## Raw records
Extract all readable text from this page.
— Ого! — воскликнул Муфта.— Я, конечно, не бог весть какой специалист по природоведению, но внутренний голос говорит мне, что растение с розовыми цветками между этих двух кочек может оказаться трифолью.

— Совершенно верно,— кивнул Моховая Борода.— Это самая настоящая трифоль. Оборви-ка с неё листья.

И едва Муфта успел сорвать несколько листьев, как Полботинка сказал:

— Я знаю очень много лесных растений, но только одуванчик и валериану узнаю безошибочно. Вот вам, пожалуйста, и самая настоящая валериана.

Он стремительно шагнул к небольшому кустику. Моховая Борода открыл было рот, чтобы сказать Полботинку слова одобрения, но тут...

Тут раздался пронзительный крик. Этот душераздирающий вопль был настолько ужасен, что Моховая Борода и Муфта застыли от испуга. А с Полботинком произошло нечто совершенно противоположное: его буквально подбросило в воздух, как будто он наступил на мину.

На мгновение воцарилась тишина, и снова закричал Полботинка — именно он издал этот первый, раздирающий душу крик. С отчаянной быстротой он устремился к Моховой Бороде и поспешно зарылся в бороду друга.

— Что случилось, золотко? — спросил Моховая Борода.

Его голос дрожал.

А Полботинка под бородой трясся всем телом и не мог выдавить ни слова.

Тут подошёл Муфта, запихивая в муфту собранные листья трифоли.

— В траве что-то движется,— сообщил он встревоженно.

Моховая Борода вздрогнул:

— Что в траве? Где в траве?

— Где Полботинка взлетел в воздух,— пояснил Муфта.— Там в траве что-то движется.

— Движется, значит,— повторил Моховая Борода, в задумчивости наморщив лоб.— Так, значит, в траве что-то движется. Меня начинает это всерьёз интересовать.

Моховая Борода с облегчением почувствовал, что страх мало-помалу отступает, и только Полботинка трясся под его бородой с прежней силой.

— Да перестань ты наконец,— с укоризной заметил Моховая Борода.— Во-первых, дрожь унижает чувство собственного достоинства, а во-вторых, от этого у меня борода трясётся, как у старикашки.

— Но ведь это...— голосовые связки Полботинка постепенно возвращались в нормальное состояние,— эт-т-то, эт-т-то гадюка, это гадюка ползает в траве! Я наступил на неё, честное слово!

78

## To be done
Which lines of the data include "бородой"? Copy each of them.

## Response
А Полботинка под бородой трясся всем телом и не мог выдавить ни слова.
Моховая Борода с облегчением почувствовал, что страх мало-помалу отступает, и только Полботинка трясся под его бородой с прежней силой.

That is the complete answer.